→ **本文抜粋**:

########################################

【相手の関心を引きつけておくには多少の緊張がなければならない】

米不動産王トランプ氏、2016年大統領選に出馬表明

現在、世間をにぎわせているドナルド・トランプ氏。

 

大統領の就任前にも関わらず、その言葉に多くの人が反応しています。

 

つい先日もメキシコに新工場を設立しようとしてフォードに対して「恥知らず」と批判したり、トヨタに対しても同様の批判がツイッタ―上に書き込まれ、トヨタはその批判に対して、今後5年で1兆円以上の投資をアメリカに行う事を発表しました。

 

今、世間はアメリカの新大統領となるドナルド・トランプの一言、一言に大きな関心を寄せています。

 

ここで少し考えてみたいのが、ここ数年の大統領や日本の首相が就任した際にここまで発言に影響力があった人がいたでしょうか?

 

ここ数年という単位でみると、ここまでの印象を残せた人物はいないと思います。

 

では、なぜドナルド・トランプ氏の言葉は、これほどまでに影響力があるのでしょうか?

 

なぜ、多くの人が関心を寄せるのかということを考える前に、「関心」とは、どのような要素によって引き起こされるのかを脳科学的に解説するとこうなります。

 

関心は2種類の要素によって引き起こされます。

 

1つはドーパミンに関連しています。

 

ドーパミンはどのように分泌されるのかというと快楽を与えられることにより分泌されます。

 

例えば、おいしいものを食べている時に幸福感が増しているというのはまさにドーパミンが分泌されている瞬間です。

 

そして、ドーパミンは快楽を感じている時だけでなく、「快楽を期待できる時」にもドーパミンは分泌されます。

 

例えば、年始に目標設定するとなぜか高揚するのはその典型的な例であると言えます。

 

新たな目標を設定することにより、新しい自分を手に入れられる期待からドーパミンを分泌させるのです。

 

ここで重要なのは「新しさ」。

 

新しく何かを始めるための目標設定でなければドーパミンは分泌されません。

 

これがいつもやっていることを目標設定したところで何もモチベーションが上がらないことを想像していただければ、新しさがドーパミンを分泌させる要素であると分かっていただけると思います。

 

そして前回のブログにも記載しましたが、新しさは脳にとって大きな関心ごとでもあります。

 

そしてもう一つの要素というのはノルアドレナリン。

 

ノルアドレナリンというのは「何かを失う」「恐怖がやってくる」といった緊張状態で分泌されます。

########################################

→ **データ一覧**:
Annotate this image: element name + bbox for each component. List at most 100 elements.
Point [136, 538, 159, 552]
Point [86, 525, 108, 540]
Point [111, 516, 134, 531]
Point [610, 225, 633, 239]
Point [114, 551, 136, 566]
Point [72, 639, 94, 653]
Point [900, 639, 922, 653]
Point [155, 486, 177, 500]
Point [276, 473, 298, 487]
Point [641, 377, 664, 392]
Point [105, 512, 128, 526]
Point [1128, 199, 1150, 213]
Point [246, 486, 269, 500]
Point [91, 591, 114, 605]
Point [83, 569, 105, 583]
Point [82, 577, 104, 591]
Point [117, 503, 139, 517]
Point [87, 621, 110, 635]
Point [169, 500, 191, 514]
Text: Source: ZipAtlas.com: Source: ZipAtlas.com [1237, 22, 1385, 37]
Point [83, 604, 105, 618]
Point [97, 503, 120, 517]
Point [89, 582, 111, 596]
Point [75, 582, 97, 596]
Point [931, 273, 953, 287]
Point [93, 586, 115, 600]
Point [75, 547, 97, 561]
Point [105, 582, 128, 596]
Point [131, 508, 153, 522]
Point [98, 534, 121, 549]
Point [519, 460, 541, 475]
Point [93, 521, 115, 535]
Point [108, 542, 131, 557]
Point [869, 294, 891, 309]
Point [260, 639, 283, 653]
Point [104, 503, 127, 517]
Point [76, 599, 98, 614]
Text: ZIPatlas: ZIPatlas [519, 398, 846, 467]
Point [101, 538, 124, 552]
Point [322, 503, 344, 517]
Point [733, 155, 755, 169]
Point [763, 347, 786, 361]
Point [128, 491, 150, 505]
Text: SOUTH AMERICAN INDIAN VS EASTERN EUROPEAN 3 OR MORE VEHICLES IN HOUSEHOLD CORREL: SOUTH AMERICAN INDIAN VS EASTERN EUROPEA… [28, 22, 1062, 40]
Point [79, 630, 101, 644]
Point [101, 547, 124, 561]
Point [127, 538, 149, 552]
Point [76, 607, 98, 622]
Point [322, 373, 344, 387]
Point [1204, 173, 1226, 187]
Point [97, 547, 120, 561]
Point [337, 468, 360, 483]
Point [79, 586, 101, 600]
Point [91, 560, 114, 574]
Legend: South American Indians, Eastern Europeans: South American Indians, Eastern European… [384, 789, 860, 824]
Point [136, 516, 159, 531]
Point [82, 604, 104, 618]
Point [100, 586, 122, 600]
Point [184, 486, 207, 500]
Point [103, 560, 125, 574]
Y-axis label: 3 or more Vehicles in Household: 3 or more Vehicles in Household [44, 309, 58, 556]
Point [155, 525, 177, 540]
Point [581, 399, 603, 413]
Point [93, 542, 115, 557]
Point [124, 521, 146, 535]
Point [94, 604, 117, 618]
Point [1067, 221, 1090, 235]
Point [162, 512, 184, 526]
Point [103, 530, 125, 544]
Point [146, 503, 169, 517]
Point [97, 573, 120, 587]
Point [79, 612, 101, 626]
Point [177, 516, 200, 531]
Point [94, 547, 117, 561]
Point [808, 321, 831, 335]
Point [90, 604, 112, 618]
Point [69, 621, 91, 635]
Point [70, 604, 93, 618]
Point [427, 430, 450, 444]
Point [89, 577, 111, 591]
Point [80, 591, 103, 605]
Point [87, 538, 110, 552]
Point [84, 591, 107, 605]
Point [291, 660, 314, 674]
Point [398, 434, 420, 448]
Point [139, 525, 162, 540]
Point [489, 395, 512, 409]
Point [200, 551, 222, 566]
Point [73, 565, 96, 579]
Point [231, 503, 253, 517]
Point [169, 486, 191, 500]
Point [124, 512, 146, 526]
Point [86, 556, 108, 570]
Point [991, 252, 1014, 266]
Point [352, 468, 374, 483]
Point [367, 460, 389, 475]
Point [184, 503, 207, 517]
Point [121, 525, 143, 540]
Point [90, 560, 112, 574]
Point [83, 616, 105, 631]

########################################

→ **課題**:
上の関心の仕組みについての本文抜粋から、「ここで重要なのは「新しさ」。」から「大きな関心ごとでもあります。」までの部分を一字も変えずに書き写すこと。

→ **解答**:
ここで重要なのは「新しさ」。

 

新しく何かを始めるための目標設定でなければドーパミンは分泌されません。

 

これがいつもやっていることを目標設定したところで何もモチベーションが上がらないことを想像していただければ、新しさがドーパミンを分泌させる要素であると分かっていただけると思います。

 

そして前回のブログにも記載しましたが、新しさは脳にとって大きな関心ごとでもあります。